* [Compito 1] Nella scheda del progetto He-StrHeMo, trasforma in un elenco puntato il paragrafo che inizia con "Il patrimonio storico italiano presenta criticità", conservandone i fatti principali.
* [Compito 2] Elenca tutte le organizzazioni (università e società) citate nella scheda del progetto He-StrHeMo.
* [Compito 3] Riprendi la scheda del progetto He-StrHeMo e proseguila a partire dall'ultima frase riportata.

* [Estratto selezionato]
+===+

He-StrHeMo – Gestione smart dello Structural Health Monitoring del Heritage Italiano: il caso Brunelleschi

Tecnologia sviluppata:Sistema integrato di monitoraggio sincronizzato per la tutela del patrimonio architettonico
Stazione appaltante: Università degli Studi di Bari Aldo Moro
Beneficiari: Nowtech Solution S.r.l., IP Ingegneria S.r.l

I dettagli del progetto

Sintesi del progetto

He-StrHeMo affronta il tema della conservazione del patrimonio storico architettonico attraverso un approccio avanzato di Structural Health Monitoring, applicato alla Cupola del Brunelleschi. Il progetto dimostra come il monitoraggio continuo, basato su sensori di nuova generazione e tecniche di sincronizzazione, consenta di ricostruire in modo preciso le condizioni strutturali attuali, offrendo uno strumento decisivo per la tutela preventiva dei beni culturali.

Obiettivi

L’iniziativa punta a sviluppare tecnologie innovative per il controllo, la conservazione e la manutenzione programmata dei manufatti architettonici, sostituendo interventi reattivi con pratiche basate su diagnosi oggettive e misurabili. Lo scopo è rendere possibile una conoscenza più approfondita dei comportamenti strutturali, funzionale a strategie di restauro mirato e prevenzione dei danni.

Problemi e necessità

Il patrimonio storico italiano presenta criticità legate al degrado e all’assenza di monitoraggi sistematici. Le tecniche tradizionali soffrono di limiti temporali e strumentali che impediscono una visione dinamica del comportamento strutturale. È quindi necessario adottare sistemi intelligenti, affidabili e costantemente operativi, in grado di sincronizzare e integrare misure provenienti da sensori diversi.

+===+

* [Dati estratti]

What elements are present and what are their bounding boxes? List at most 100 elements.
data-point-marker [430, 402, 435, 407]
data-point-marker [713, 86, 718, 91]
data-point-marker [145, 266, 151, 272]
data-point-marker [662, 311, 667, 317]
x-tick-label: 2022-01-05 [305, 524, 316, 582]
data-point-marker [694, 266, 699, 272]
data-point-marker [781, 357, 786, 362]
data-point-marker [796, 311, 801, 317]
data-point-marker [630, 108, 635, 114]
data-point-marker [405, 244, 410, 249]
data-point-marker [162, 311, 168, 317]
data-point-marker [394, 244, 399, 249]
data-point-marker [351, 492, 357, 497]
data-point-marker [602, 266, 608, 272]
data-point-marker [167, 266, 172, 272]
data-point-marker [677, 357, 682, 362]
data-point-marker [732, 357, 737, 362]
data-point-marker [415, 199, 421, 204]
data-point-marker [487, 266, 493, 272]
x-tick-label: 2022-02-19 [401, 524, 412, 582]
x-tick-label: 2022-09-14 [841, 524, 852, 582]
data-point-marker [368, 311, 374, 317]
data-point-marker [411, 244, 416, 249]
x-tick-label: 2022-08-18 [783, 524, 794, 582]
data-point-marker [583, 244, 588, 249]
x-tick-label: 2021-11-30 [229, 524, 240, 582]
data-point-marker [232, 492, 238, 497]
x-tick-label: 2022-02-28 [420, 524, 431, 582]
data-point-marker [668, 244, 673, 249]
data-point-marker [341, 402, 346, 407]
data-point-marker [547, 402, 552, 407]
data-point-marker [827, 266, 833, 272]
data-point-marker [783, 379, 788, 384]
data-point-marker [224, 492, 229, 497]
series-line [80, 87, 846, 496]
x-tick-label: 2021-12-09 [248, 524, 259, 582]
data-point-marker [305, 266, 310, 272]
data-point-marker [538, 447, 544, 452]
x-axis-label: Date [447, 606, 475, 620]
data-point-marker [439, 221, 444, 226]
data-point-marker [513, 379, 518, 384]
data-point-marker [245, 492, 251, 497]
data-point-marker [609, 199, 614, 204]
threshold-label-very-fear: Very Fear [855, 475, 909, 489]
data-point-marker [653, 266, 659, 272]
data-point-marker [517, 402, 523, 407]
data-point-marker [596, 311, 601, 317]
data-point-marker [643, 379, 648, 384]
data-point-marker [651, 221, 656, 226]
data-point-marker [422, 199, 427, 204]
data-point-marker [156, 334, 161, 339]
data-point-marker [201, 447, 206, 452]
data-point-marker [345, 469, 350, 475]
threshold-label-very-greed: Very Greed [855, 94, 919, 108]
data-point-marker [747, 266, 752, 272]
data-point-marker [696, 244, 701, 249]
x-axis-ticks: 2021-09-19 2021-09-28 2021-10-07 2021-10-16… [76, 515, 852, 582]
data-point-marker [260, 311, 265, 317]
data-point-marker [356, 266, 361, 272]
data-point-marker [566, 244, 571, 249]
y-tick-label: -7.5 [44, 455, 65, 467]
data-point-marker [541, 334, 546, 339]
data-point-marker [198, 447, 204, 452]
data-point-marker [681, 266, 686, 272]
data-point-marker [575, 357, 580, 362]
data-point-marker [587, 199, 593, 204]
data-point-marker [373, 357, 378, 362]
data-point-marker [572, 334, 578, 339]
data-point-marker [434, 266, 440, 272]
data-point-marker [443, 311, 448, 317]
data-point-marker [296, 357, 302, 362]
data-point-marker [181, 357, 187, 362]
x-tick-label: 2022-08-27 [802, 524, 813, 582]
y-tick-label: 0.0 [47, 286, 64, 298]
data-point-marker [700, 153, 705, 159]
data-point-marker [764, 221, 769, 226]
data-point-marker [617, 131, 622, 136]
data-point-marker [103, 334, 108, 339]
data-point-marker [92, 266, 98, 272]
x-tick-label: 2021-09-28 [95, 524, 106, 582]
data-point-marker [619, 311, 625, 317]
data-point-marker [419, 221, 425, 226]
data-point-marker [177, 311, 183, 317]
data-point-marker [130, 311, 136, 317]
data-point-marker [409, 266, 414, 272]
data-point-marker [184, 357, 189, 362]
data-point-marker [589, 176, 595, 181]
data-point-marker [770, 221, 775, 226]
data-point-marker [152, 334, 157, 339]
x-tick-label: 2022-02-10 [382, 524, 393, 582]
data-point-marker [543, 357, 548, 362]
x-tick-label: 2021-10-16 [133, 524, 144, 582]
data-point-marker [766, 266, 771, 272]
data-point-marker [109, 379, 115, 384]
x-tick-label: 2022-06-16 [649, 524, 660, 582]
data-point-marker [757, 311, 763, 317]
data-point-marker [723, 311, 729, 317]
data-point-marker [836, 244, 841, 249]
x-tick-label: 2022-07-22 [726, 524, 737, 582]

+===+

* [Spazio risposta 1]
- Il patrimonio storico italiano è esposto al degrado e privo di monitoraggi sistematici.
- Le tecniche tradizionali hanno limiti temporali e strumentali che impediscono una visione dinamica del comportamento strutturale.
- Servono sistemi intelligenti, affidabili e sempre operativi, capaci di sincronizzare e integrare le misure di sensori diversi.

* [Spazio risposta 2]
- Università degli Studi di Bari Aldo Moro
- Nowtech Solution S.r.l.
- IP Ingegneria S.r.l

* [Spazio risposta 3]
Soluzioni sviluppate

La soluzione proposta combina accelerometri, inclinometri, aste di misura e sensori termici su un’unica infrastruttura fisica con comunicazione sincronizzata, permettendo l’allineamento temporale delle misure con ritardi inferiori ai 500 nanosecondi. L’uso di algoritmi e buffer integrati consente una raccolta dati precisa, che costituisce un archivio indispensabile per sviluppare futuri modelli predittivi basati su AI e machine learning. Il sistema è replicabile su qualunque bene architettonico, dimostrando la trasferibilità della metodologia.

Impatti

Il progetto favorisce la conservazione dei beni culturali e ne garantisce la fruibilità alle generazioni future. La disponibilità di un database continuo di misure offre alle autorità strumenti per piani di manutenzione più efficaci e sostenibili, riducendo i rischi di degrado e migliorando la conoscenza dei materiali e delle tecniche costruttive storiche. La capacità di monitorare in tempo reale gli edifici storici aumenta la consapevolezza del rischio e contribuisce alla salvaguardia dell’identità culturale del Paese.

Settori di applicazione

La metodologia sviluppata si rivolge a Musei, Soprintendenze, Enti locali, Università, Centri di restauro e Soggetti pubblici e privati impegnati nella tutela del patrimonio. Il modello è applicabile su scala globale, ovunque siano presenti edifici storici che necessitano di monitoraggi avanzati per prevenirne il deterioramento.